SHORT EXERCISE
Output the full material exactly as it appears here.

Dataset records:

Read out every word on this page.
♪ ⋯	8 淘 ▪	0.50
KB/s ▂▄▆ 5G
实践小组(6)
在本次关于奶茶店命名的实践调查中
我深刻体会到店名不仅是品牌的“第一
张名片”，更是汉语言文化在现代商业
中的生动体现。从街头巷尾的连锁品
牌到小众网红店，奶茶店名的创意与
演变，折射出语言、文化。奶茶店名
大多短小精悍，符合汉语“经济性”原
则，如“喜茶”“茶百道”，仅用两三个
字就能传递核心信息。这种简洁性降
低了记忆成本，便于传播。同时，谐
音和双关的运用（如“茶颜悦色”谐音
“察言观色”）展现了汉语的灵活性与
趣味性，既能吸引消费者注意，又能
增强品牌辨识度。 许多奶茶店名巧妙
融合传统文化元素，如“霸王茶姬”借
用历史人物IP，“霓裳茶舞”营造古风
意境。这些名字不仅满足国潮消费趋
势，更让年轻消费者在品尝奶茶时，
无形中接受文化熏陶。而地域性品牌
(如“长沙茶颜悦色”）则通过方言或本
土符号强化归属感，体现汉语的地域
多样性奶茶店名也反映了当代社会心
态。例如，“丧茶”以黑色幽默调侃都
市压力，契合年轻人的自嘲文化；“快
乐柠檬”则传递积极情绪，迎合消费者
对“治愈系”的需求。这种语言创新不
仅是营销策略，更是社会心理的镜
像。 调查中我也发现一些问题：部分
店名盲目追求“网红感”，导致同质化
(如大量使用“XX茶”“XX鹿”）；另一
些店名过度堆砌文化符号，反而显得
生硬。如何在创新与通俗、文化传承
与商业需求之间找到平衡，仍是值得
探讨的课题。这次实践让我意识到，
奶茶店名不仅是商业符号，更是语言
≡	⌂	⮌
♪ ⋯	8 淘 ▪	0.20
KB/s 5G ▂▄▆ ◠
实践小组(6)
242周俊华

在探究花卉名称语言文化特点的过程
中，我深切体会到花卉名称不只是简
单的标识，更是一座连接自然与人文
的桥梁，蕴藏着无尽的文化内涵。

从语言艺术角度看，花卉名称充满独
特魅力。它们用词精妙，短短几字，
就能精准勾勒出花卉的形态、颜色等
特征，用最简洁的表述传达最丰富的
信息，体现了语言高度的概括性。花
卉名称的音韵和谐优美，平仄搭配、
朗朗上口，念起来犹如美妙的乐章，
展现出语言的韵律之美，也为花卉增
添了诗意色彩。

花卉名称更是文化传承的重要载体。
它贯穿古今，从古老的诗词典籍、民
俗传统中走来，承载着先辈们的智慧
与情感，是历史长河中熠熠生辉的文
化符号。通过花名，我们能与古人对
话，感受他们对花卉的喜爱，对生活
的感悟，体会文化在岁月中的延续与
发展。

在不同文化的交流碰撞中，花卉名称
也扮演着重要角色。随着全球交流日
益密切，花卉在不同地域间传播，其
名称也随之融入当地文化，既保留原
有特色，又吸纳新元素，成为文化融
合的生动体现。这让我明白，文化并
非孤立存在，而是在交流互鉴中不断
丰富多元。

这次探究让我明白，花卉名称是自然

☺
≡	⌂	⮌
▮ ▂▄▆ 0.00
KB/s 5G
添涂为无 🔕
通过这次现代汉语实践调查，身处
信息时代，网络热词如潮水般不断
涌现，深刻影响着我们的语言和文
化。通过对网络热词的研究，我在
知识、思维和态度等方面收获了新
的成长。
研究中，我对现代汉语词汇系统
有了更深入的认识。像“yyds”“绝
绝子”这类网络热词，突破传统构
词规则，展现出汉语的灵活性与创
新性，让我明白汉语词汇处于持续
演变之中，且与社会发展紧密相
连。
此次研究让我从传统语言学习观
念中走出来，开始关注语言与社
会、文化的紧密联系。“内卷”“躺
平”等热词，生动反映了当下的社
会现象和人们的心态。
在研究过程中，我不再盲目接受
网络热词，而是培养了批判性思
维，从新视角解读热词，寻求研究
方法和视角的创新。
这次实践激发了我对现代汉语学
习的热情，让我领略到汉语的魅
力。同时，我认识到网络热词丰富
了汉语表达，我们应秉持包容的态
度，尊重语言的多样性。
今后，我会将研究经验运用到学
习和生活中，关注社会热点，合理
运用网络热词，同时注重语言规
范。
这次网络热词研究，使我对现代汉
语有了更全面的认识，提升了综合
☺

FULL ANSWER
Read out every word on this page.
♪ ⋯	8 淘 ▪	0.50
KB/s ▂▄▆ 5G
实践小组(6)
在本次关于奶茶店命名的实践调查中
我深刻体会到店名不仅是品牌的“第一
张名片”，更是汉语言文化在现代商业
中的生动体现。从街头巷尾的连锁品
牌到小众网红店，奶茶店名的创意与
演变，折射出语言、文化。奶茶店名
大多短小精悍，符合汉语“经济性”原
则，如“喜茶”“茶百道”，仅用两三个
字就能传递核心信息。这种简洁性降
低了记忆成本，便于传播。同时，谐
音和双关的运用（如“茶颜悦色”谐音
“察言观色”）展现了汉语的灵活性与
趣味性，既能吸引消费者注意，又能
增强品牌辨识度。 许多奶茶店名巧妙
融合传统文化元素，如“霸王茶姬”借
用历史人物IP，“霓裳茶舞”营造古风
意境。这些名字不仅满足国潮消费趋
势，更让年轻消费者在品尝奶茶时，
无形中接受文化熏陶。而地域性品牌
(如“长沙茶颜悦色”）则通过方言或本
土符号强化归属感，体现汉语的地域
多样性奶茶店名也反映了当代社会心
态。例如，“丧茶”以黑色幽默调侃都
市压力，契合年轻人的自嘲文化；“快
乐柠檬”则传递积极情绪，迎合消费者
对“治愈系”的需求。这种语言创新不
仅是营销策略，更是社会心理的镜
像。 调查中我也发现一些问题：部分
店名盲目追求“网红感”，导致同质化
(如大量使用“XX茶”“XX鹿”）；另一
些店名过度堆砌文化符号，反而显得
生硬。如何在创新与通俗、文化传承
与商业需求之间找到平衡，仍是值得
探讨的课题。这次实践让我意识到，
奶茶店名不仅是商业符号，更是语言
≡	⌂	⮌
♪ ⋯	8 淘 ▪	0.20
KB/s 5G ▂▄▆ ◠
实践小组(6)
242周俊华

在探究花卉名称语言文化特点的过程
中，我深切体会到花卉名称不只是简
单的标识，更是一座连接自然与人文
的桥梁，蕴藏着无尽的文化内涵。

从语言艺术角度看，花卉名称充满独
特魅力。它们用词精妙，短短几字，
就能精准勾勒出花卉的形态、颜色等
特征，用最简洁的表述传达最丰富的
信息，体现了语言高度的概括性。花
卉名称的音韵和谐优美，平仄搭配、
朗朗上口，念起来犹如美妙的乐章，
展现出语言的韵律之美，也为花卉增
添了诗意色彩。

花卉名称更是文化传承的重要载体。
它贯穿古今，从古老的诗词典籍、民
俗传统中走来，承载着先辈们的智慧
与情感，是历史长河中熠熠生辉的文
化符号。通过花名，我们能与古人对
话，感受他们对花卉的喜爱，对生活
的感悟，体会文化在岁月中的延续与
发展。

在不同文化的交流碰撞中，花卉名称
也扮演着重要角色。随着全球交流日
益密切，花卉在不同地域间传播，其
名称也随之融入当地文化，既保留原
有特色，又吸纳新元素，成为文化融
合的生动体现。这让我明白，文化并
非孤立存在，而是在交流互鉴中不断
丰富多元。

这次探究让我明白，花卉名称是自然

☺
≡	⌂	⮌
▮ ▂▄▆ 0.00
KB/s 5G
添涂为无 🔕
通过这次现代汉语实践调查，身处
信息时代，网络热词如潮水般不断
涌现，深刻影响着我们的语言和文
化。通过对网络热词的研究，我在
知识、思维和态度等方面收获了新
的成长。
研究中，我对现代汉语词汇系统
有了更深入的认识。像“yyds”“绝
绝子”这类网络热词，突破传统构
词规则，展现出汉语的灵活性与创
新性，让我明白汉语词汇处于持续
演变之中，且与社会发展紧密相
连。
此次研究让我从传统语言学习观
念中走出来，开始关注语言与社
会、文化的紧密联系。“内卷”“躺
平”等热词，生动反映了当下的社
会现象和人们的心态。
在研究过程中，我不再盲目接受
网络热词，而是培养了批判性思
维，从新视角解读热词，寻求研究
方法和视角的创新。
这次实践激发了我对现代汉语学
习的热情，让我领略到汉语的魅
力。同时，我认识到网络热词丰富
了汉语表达，我们应秉持包容的态
度，尊重语言的多样性。
今后，我会将研究经验运用到学
习和生活中，关注社会热点，合理
运用网络热词，同时注重语言规
范。
这次网络热词研究，使我对现代汉
语有了更全面的认识，提升了综合
☺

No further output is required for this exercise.